--- Begin ---

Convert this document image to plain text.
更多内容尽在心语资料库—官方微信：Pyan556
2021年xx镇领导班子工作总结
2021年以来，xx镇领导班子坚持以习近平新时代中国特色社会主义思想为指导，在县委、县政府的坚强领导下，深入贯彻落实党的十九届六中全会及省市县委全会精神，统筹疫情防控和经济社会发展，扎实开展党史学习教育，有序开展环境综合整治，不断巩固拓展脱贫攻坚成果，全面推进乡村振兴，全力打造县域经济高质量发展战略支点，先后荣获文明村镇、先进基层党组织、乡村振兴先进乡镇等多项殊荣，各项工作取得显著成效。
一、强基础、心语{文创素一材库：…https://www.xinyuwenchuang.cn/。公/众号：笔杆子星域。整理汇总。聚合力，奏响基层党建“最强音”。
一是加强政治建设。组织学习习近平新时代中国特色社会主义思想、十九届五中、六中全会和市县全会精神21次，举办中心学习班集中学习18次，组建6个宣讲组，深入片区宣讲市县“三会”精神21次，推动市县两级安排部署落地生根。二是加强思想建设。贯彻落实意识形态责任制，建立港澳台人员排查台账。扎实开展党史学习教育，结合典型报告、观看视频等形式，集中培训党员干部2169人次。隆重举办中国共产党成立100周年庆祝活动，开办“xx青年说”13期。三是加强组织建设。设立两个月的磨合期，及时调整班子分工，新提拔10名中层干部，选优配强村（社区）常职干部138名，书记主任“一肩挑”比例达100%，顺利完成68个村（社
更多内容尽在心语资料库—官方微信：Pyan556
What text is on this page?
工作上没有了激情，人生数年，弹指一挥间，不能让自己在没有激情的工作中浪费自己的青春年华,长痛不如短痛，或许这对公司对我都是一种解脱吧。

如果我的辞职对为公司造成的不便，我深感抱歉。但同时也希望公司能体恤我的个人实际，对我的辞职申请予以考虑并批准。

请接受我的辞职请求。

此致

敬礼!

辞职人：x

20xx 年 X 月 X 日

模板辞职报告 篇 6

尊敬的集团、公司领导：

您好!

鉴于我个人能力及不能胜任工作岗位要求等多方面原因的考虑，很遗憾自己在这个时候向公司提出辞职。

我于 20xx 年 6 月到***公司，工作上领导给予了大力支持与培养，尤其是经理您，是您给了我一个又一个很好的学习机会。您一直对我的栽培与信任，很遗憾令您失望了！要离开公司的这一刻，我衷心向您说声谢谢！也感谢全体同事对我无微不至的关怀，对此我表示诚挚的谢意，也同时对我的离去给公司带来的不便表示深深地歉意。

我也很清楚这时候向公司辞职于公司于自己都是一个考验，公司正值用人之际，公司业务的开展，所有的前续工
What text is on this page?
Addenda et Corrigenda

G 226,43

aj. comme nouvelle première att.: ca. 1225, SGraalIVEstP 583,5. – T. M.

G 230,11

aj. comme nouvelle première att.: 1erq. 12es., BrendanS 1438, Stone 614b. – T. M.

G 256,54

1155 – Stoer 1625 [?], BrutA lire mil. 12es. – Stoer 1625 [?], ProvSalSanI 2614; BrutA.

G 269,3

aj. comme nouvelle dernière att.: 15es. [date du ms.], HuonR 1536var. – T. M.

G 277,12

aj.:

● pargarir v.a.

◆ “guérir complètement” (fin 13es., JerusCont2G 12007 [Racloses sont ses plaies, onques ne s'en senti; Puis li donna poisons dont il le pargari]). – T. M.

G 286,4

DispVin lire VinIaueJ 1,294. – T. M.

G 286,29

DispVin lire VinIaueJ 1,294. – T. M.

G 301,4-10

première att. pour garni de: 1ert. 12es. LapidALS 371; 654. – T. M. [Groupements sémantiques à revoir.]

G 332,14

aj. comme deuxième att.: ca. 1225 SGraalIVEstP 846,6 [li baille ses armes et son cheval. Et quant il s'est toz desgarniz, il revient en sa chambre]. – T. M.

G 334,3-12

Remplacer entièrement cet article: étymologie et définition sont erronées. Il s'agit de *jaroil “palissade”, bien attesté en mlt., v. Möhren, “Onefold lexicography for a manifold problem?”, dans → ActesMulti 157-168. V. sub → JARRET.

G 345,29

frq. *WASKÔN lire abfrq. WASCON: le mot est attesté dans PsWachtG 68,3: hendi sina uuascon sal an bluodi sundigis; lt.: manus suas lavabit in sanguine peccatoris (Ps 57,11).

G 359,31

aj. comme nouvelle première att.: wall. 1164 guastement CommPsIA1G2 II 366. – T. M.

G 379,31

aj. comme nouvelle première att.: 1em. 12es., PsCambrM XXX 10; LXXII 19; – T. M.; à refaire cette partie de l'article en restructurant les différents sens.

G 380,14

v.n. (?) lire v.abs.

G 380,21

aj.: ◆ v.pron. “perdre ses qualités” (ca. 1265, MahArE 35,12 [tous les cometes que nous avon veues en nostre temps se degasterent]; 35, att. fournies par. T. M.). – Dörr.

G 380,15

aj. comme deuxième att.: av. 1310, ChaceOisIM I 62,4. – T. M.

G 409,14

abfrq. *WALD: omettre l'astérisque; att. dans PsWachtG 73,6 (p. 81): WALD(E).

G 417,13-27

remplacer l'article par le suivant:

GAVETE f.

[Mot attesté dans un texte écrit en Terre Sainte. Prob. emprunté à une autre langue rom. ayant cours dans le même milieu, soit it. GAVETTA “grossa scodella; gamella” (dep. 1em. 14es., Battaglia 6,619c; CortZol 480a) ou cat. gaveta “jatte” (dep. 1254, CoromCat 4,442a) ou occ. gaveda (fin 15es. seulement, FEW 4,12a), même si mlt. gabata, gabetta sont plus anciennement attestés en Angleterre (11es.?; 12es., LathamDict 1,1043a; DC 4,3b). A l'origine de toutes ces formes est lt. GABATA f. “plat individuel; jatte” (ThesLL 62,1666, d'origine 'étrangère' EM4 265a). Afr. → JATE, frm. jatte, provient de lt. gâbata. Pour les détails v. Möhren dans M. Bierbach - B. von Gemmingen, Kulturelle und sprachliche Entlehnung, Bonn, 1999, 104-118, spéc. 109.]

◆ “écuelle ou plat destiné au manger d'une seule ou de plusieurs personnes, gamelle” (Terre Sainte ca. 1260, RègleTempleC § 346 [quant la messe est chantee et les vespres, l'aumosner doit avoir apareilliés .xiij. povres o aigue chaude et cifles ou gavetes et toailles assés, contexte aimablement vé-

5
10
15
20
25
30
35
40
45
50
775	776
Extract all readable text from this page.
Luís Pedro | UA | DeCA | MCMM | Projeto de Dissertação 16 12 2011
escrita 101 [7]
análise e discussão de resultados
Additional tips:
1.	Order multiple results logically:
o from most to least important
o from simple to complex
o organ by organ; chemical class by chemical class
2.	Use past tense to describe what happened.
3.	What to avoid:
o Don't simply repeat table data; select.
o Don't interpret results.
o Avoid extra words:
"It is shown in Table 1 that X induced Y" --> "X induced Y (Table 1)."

--- End ---

Task brief: In the entries above, find each line with the word "première" and copy it.

Solution for this problem:
aj. comme nouvelle première att.: ca. 1225, SGraalIVEstP 583,5. – T. M.
aj. comme nouvelle première att.: 1erq. 12es., BrendanS 1438, Stone 614b. – T. M.
première att. pour garni de: 1ert. 12es. LapidALS 371; 654. – T. M. [Groupements sémantiques à revoir.]
aj. comme nouvelle première att.: wall. 1164 guastement CommPsIA1G2 II 366. – T. M.
aj. comme nouvelle première att.: 1em. 12es., PsCambrM XXX 10; LXXII 19; – T. M.; à refaire cette partie de l'article en restructurant les différents sens.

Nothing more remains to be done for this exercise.